Reproduce the records below exactly as given.

§ Dataset records:
· · · ·
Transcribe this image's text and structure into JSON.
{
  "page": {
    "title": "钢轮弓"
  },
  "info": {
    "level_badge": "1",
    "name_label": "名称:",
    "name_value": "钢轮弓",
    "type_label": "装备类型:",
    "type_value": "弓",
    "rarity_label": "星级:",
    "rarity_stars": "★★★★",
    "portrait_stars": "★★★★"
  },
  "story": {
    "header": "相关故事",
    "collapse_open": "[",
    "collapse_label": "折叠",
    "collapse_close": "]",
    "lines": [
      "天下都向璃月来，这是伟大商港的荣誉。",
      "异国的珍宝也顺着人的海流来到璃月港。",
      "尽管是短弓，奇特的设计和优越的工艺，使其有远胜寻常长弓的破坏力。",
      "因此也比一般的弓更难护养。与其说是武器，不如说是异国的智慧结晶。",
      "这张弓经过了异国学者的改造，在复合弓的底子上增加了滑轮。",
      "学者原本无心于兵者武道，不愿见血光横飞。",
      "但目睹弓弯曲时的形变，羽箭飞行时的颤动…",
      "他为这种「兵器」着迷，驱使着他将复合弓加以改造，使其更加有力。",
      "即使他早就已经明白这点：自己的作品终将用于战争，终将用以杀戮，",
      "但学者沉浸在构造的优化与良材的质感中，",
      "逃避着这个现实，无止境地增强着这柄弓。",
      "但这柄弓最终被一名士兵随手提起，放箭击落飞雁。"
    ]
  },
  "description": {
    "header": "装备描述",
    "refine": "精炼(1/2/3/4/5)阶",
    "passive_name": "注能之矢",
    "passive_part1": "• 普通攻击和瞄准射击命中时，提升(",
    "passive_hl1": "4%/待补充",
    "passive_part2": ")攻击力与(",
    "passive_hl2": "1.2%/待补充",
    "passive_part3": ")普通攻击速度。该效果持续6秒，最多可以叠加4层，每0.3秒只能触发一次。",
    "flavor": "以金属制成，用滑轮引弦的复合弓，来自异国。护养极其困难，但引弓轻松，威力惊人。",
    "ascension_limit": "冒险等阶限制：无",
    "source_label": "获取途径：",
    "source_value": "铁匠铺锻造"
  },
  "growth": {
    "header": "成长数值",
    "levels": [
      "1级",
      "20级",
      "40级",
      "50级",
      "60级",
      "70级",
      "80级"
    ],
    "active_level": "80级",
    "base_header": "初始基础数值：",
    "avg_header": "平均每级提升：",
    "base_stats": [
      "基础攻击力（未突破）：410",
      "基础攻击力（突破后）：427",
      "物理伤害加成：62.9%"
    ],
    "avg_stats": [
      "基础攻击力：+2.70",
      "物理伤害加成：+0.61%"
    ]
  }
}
· · · ·
§ Final result:
Transcribe this image's text and structure into JSON.
{
  "page": {
    "title": "钢轮弓"
  },
  "info": {
    "level_badge": "1",
    "name_label": "名称:",
    "name_value": "钢轮弓",
    "type_label": "装备类型:",
    "type_value": "弓",
    "rarity_label": "星级:",
    "rarity_stars": "★★★★",
    "portrait_stars": "★★★★"
  },
  "story": {
    "header": "相关故事",
    "collapse_open": "[",
    "collapse_label": "折叠",
    "collapse_close": "]",
    "lines": [
      "天下都向璃月来，这是伟大商港的荣誉。",
      "异国的珍宝也顺着人的海流来到璃月港。",
      "尽管是短弓，奇特的设计和优越的工艺，使其有远胜寻常长弓的破坏力。",
      "因此也比一般的弓更难护养。与其说是武器，不如说是异国的智慧结晶。",
      "这张弓经过了异国学者的改造，在复合弓的底子上增加了滑轮。",
      "学者原本无心于兵者武道，不愿见血光横飞。",
      "但目睹弓弯曲时的形变，羽箭飞行时的颤动…",
      "他为这种「兵器」着迷，驱使着他将复合弓加以改造，使其更加有力。",
      "即使他早就已经明白这点：自己的作品终将用于战争，终将用以杀戮，",
      "但学者沉浸在构造的优化与良材的质感中，",
      "逃避着这个现实，无止境地增强着这柄弓。",
      "但这柄弓最终被一名士兵随手提起，放箭击落飞雁。"
    ]
  },
  "description": {
    "header": "装备描述",
    "refine": "精炼(1/2/3/4/5)阶",
    "passive_name": "注能之矢",
    "passive_part1": "• 普通攻击和瞄准射击命中时，提升(",
    "passive_hl1": "4%/待补充",
    "passive_part2": ")攻击力与(",
    "passive_hl2": "1.2%/待补充",
    "passive_part3": ")普通攻击速度。该效果持续6秒，最多可以叠加4层，每0.3秒只能触发一次。",
    "flavor": "以金属制成，用滑轮引弦的复合弓，来自异国。护养极其困难，但引弓轻松，威力惊人。",
    "ascension_limit": "冒险等阶限制：无",
    "source_label": "获取途径：",
    "source_value": "铁匠铺锻造"
  },
  "growth": {
    "header": "成长数值",
    "levels": [
      "1级",
      "20级",
      "40级",
      "50级",
      "60级",
      "70级",
      "80级"
    ],
    "active_level": "80级",
    "base_header": "初始基础数值：",
    "avg_header": "平均每级提升：",
    "base_stats": [
      "基础攻击力（未突破）：410",
      "基础攻击力（突破后）：427",
      "物理伤害加成：62.9%"
    ],
    "avg_stats": [
      "基础攻击力：+2.70",
      "物理伤害加成：+0.61%"
    ]
  }
}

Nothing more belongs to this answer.